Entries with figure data
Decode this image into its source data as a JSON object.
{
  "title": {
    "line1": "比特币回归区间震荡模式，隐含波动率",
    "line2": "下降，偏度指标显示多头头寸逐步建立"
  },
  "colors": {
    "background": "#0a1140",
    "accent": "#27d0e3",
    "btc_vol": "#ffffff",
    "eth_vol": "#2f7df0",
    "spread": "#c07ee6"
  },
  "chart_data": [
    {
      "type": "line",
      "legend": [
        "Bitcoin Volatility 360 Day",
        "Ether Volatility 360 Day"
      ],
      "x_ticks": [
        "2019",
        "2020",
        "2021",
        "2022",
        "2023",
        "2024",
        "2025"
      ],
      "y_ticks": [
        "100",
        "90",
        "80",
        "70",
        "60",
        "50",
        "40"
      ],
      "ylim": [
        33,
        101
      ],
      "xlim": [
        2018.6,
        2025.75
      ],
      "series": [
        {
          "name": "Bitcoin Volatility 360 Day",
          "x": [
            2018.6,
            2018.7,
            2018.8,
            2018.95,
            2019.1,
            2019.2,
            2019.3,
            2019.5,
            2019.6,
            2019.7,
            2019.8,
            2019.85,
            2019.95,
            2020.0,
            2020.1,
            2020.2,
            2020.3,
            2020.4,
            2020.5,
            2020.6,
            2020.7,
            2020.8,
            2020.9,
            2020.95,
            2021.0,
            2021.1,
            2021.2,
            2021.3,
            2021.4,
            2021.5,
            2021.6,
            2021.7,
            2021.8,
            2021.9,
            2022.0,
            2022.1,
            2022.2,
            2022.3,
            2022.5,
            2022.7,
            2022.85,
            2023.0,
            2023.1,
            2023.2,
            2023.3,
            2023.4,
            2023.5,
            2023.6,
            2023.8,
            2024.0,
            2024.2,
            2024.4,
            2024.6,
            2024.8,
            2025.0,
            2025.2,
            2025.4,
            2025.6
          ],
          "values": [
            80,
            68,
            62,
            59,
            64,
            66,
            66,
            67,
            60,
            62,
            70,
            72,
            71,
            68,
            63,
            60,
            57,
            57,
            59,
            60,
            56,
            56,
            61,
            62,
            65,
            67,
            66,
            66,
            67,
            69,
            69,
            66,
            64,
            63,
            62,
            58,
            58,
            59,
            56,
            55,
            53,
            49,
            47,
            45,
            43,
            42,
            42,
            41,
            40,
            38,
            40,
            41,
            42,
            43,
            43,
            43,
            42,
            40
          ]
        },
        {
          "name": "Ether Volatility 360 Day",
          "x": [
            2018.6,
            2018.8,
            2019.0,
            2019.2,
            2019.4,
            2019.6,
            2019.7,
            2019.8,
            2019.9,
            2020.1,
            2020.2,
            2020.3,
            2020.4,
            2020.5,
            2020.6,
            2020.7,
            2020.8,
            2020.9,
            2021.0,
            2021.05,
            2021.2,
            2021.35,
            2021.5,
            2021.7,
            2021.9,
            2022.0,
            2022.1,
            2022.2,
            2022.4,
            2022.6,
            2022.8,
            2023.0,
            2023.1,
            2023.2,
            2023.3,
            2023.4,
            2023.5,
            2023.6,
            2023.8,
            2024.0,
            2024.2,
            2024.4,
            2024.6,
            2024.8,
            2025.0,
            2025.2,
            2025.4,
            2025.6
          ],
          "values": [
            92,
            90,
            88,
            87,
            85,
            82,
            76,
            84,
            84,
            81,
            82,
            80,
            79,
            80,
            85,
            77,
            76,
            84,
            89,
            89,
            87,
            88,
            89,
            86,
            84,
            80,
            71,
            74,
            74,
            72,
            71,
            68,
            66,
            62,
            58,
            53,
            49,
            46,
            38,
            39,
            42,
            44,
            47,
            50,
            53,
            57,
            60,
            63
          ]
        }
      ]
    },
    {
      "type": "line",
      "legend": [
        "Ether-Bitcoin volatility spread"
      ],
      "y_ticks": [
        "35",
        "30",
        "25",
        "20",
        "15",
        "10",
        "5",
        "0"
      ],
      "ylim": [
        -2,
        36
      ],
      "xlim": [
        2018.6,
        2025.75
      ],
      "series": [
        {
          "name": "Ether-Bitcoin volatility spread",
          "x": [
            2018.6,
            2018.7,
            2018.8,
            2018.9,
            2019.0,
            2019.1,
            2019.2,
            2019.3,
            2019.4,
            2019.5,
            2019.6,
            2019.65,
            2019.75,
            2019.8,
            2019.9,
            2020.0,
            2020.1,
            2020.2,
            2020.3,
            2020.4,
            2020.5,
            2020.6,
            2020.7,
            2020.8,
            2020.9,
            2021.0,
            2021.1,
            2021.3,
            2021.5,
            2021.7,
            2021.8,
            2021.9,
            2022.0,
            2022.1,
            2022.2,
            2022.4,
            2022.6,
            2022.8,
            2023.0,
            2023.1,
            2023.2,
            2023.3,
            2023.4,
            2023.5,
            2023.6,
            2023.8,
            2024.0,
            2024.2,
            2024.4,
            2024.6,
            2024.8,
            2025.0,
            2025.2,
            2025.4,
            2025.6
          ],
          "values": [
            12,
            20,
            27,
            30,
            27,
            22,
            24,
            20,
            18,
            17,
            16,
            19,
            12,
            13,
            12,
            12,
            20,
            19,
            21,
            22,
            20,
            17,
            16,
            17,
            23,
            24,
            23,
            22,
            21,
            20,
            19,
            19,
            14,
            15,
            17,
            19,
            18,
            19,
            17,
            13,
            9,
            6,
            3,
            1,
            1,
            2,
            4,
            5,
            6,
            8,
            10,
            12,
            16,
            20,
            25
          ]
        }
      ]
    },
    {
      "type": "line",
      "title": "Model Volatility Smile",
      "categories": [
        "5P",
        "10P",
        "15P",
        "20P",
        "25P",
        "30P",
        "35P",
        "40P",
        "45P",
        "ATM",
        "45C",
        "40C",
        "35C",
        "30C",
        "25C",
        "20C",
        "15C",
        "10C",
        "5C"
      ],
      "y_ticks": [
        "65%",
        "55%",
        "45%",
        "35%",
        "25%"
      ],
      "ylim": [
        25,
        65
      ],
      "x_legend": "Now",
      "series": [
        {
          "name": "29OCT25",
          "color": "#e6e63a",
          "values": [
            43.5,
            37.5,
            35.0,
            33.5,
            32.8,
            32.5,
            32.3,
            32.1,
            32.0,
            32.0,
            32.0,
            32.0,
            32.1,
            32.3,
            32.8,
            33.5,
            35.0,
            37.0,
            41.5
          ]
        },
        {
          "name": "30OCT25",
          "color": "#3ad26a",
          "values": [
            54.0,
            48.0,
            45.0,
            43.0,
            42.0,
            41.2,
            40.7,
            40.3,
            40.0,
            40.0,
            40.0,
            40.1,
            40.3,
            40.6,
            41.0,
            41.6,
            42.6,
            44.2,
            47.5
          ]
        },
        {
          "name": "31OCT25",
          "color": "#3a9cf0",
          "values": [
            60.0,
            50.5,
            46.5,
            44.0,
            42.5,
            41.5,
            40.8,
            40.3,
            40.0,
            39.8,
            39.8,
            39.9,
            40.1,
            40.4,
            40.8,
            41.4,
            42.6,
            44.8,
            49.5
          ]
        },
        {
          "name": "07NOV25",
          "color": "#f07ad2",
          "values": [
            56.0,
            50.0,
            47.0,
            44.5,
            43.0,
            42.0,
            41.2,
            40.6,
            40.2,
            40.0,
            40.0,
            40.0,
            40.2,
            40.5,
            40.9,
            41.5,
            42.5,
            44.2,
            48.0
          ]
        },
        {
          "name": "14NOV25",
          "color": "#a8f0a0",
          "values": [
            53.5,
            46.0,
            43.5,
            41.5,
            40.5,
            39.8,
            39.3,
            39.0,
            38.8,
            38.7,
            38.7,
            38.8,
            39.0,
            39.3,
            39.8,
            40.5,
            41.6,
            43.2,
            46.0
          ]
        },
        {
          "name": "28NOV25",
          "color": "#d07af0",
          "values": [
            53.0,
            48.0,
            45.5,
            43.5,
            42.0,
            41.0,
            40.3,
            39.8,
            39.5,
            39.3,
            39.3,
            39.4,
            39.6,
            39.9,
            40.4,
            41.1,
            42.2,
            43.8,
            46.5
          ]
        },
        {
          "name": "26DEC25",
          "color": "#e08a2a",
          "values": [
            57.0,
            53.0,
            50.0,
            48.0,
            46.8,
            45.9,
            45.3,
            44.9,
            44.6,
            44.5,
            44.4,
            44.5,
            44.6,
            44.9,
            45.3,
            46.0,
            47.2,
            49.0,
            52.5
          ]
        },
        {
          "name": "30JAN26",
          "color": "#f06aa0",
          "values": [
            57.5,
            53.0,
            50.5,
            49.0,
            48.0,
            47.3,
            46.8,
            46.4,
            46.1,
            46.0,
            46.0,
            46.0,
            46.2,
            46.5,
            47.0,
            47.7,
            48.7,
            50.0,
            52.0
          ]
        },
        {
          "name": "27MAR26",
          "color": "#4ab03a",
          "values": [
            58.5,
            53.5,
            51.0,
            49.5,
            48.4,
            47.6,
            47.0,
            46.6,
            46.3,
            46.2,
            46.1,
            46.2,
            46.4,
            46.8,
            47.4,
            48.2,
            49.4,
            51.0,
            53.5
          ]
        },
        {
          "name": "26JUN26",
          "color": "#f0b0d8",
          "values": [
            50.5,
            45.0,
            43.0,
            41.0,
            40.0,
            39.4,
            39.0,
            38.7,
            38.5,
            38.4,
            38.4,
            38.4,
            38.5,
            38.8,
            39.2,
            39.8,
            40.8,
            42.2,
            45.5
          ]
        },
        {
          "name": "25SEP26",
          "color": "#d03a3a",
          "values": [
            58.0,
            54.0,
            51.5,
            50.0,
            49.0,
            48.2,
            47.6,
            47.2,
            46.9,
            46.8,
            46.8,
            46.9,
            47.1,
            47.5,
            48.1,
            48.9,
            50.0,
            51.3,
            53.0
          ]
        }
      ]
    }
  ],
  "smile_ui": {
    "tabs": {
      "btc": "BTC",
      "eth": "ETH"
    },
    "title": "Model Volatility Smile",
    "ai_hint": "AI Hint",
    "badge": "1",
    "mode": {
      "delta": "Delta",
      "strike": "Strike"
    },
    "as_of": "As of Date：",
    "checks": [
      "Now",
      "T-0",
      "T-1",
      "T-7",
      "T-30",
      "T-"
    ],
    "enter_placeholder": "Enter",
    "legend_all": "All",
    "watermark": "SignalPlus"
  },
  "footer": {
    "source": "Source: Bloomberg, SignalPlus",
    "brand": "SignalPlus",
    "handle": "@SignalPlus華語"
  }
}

• [TASK GOAL]
Search the lines above for the string "source", then show every one that has it.

• [WRITTEN ANSWER]
Decode this image into its source data as a JSON object.
    "source": "Source: Bloomberg, SignalPlus",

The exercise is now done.